• **指示 1**:
教科書に関する意見書について、次の問いに答えること。
(a) 意見書を提出した日付はいつか。
(b) 意見書は採択権者に何を求めているか。
(c) 採択中の中学校教科書は、何年度から何年間使われるか。
• **指示 2**: 教科書に関する意見書の本文を、最後の文の次から書き継ぐこと。

育鵬社の公民教科書に関する意見書

image0032015年6月4日、神奈川労働弁護団、社会文化法律センター神奈川支部、青年法律家協会 弁護士学者合同部会神奈川支部、自由法曹団神奈川支部の法律家4団体が、育鵬社の公民教科書に関する意見書を教育委員会に提出しました。
内容は以下の通りです。

育鵬社の公民教科書に関する意見書(PDF)

育鵬社の公民教科書に関する意見書

2015年(平成27年)6月4日

神奈川労働弁護団
社会文化法律センター神奈川支部
青年法律家協会弁護士学者合同部会神奈川支部
自由法曹団神奈川支部

【意見の趣旨】
育鵬社の公民教科書には、日本国憲法に関する記述等において、法律家として看過し得ない重大な問題があり、子どもの学習権保障の見地から適切とは言い難い。よって、教育委員会、学校長等の採択権者に対し、これを採択しないよう求める。

【意見の理由】
第1 はじめに
現在、2016年度(平成28年度)から4年間にわたって使用されることになる中学校教科書の採択が、各地の教育委員会等において行われている。
その対象となる教科書のうち、育鵬社の公民教科書(以下、「育鵬社教科書」という。)は、憲法に関する記述等において、法律家として到底看過することのできない多くの重大な誤りを含んでいる。このような教科書が採択され、中学校で使用された場合、子どもの学習権の保障の見地から、極めて深刻な問題が生ずると言わざるをえない。

• **提供資料**:
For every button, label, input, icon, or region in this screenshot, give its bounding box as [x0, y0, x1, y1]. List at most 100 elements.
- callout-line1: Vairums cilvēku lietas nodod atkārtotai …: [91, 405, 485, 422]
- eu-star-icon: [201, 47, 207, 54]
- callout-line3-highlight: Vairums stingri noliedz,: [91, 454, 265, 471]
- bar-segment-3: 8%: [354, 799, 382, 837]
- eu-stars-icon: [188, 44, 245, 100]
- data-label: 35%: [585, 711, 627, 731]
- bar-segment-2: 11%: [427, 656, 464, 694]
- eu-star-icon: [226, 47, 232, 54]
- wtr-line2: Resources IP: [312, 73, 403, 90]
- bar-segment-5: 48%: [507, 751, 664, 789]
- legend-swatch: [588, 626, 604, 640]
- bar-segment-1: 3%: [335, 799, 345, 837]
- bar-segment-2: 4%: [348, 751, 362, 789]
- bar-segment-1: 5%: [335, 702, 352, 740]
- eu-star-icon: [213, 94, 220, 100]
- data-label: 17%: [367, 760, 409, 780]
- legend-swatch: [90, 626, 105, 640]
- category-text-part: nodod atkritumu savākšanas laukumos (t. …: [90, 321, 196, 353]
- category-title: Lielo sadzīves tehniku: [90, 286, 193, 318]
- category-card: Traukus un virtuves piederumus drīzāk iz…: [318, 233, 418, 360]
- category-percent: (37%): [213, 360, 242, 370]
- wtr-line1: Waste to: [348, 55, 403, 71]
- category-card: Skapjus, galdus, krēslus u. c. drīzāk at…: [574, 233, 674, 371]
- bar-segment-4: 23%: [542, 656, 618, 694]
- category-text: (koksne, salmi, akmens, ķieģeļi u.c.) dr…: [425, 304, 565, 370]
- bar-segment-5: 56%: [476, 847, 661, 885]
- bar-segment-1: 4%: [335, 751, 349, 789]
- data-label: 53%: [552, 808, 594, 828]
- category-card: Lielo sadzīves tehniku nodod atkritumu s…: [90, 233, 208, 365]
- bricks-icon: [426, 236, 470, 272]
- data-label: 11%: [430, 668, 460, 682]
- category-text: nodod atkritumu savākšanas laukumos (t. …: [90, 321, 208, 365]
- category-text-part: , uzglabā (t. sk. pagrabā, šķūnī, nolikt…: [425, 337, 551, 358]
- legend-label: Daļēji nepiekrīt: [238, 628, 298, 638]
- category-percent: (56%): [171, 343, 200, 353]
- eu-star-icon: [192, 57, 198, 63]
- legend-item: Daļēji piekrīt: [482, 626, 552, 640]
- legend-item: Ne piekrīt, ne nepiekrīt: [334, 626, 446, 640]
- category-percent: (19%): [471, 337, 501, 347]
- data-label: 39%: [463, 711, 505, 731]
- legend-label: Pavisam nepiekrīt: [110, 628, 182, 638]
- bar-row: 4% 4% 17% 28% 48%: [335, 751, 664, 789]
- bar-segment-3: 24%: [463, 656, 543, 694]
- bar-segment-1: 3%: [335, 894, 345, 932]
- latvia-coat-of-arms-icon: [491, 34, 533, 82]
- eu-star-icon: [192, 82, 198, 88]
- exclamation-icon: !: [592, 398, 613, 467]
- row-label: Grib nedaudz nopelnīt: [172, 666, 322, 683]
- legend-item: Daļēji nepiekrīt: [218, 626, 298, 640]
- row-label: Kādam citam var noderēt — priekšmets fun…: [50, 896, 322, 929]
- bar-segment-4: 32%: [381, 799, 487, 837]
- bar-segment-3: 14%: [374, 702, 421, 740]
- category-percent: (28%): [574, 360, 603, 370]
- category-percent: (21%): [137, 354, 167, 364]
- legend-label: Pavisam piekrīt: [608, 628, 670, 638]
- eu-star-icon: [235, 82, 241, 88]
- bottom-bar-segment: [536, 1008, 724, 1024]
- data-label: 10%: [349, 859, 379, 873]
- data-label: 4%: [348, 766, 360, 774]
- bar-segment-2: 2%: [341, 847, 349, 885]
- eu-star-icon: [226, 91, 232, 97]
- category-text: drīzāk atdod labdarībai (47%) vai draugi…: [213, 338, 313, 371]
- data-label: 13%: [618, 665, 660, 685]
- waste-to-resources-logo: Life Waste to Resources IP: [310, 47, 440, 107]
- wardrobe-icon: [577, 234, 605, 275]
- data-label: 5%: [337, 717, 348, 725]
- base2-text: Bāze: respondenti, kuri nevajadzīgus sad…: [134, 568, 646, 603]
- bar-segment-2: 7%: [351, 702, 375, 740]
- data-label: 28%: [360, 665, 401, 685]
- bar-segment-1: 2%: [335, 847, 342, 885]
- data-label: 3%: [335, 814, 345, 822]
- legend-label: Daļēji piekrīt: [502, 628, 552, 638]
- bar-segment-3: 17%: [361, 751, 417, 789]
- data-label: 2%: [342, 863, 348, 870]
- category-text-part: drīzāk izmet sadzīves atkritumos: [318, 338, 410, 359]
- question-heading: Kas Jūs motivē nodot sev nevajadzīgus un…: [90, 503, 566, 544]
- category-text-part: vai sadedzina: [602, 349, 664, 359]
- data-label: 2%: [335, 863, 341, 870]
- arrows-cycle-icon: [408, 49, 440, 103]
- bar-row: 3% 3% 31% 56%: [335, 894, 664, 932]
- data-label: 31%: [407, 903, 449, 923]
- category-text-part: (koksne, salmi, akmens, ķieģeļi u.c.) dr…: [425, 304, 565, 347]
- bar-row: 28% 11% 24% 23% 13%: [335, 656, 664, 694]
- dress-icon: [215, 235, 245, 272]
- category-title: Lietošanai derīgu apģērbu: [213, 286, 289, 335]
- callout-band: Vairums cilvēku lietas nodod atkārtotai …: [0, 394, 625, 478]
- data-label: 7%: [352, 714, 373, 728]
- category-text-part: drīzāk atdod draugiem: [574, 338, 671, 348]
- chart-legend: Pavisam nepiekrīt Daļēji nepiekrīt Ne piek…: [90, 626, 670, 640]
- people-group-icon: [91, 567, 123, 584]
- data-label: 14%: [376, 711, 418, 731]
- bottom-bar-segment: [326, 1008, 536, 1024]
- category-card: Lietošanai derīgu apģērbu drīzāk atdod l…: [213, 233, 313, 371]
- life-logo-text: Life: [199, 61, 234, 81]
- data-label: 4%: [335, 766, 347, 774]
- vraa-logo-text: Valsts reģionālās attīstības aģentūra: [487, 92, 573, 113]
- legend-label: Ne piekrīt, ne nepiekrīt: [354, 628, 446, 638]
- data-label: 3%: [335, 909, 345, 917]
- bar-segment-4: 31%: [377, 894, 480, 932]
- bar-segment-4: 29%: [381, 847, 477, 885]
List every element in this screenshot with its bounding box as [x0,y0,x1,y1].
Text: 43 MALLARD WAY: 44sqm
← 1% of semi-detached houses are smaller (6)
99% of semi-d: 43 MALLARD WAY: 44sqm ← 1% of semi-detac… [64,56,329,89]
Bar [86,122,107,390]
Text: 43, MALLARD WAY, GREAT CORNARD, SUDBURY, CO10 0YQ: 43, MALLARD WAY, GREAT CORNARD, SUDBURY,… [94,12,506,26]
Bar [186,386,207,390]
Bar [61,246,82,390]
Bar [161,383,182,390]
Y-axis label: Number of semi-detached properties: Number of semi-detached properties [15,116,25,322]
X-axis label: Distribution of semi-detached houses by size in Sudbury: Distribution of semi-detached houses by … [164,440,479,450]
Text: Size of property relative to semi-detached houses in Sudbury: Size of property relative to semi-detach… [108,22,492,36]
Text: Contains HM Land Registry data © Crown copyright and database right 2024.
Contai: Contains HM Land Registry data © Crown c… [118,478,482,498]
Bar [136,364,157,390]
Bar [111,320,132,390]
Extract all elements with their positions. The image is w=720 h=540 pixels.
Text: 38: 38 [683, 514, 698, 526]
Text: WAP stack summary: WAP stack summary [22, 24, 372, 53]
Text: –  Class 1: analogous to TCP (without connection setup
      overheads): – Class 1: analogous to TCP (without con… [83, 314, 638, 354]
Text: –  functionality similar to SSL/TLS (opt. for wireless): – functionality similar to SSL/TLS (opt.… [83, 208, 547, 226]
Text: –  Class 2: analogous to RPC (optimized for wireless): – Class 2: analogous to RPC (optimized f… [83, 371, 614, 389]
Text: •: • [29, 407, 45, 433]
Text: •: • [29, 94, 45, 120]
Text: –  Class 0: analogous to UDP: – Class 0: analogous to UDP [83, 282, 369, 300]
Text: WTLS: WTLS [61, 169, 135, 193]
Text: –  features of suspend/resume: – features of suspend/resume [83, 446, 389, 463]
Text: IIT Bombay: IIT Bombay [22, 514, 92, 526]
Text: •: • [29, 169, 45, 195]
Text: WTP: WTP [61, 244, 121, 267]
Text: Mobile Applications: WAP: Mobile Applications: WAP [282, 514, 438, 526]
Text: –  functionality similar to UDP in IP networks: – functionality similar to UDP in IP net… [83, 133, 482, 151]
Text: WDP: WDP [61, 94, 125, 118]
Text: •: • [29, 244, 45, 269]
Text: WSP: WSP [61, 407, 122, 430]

• **結果 1**:
(a) 2015年(平成27年)6月4日
(b) 育鵬社の公民教科書を採択しないこと
(c) 2016年度(平成28年度)から4年間

• **結果 2**:
わたしたち神奈川県内に法律事務所を置く弁護士によって構成する法律家4団体は、その連名により、育鵬社教科書を採択することのないよう強く求め、ここに意見を表明する。

第2 国民主権に関する理解の誤り
1 国民主権に関する憲法上の標準的な理解

日本国憲法は、国民主権、基本的人権の尊重、平和主義の3つを基本原理とする。
このうち、国民主権とは、国の政治のあり方を最終的に決める力(主権)が国民にあるという意味であり、君主主権と対抗関係にある概念である。この主権について、大日本帝国憲法は、天皇を統治権の総攬者であって、国家の全ての作用を統括する権限を有するものとし、すなわち天皇に主権が存するものとされていた(天皇主権)。
これに対し、日本国憲法は、上記のような天皇主権を否定し、主権が国民に存するものとした(国民主権)。これにより、国民は政治の意思決定権を持つようになった。他方で、天皇は日本国民統合の象徴とされ(日本国憲法第1条)、国政に関する権能を有しないものとされ(同第4条)、憲法上の天皇の地位は大きく変わることとなった。
これが国民主権に関する憲法学の標準的な理解である。

2 他社教科書の国民主権に関する記載は、憲法学の標準的な理解に即している
他社の教科書(ただし、育鵬社教科書と同様の「つくる会系教科書」である、自由社の公民教科書を除く。以下、「他社の教科書」という。)も、国民主権について、この標準的な理解と同様に説明している。
すなわち、他社の教科書の具体的な記述をみてみると、「大日本帝国憲法のもとでは、主権は天皇にあるとされていましたが、日本国憲法の制定とともに、天皇の地位は変わりました。」(教育出版41頁)、「日本国憲法は、戦前の天皇主権を否定して国民主権の原理を採用し」(東京書籍39頁)とされている。
このように、他社の教科書では、日本国憲法制定によって天皇の地位が大きく変わり、天皇主権から国民主権になったことが適切に説明されている。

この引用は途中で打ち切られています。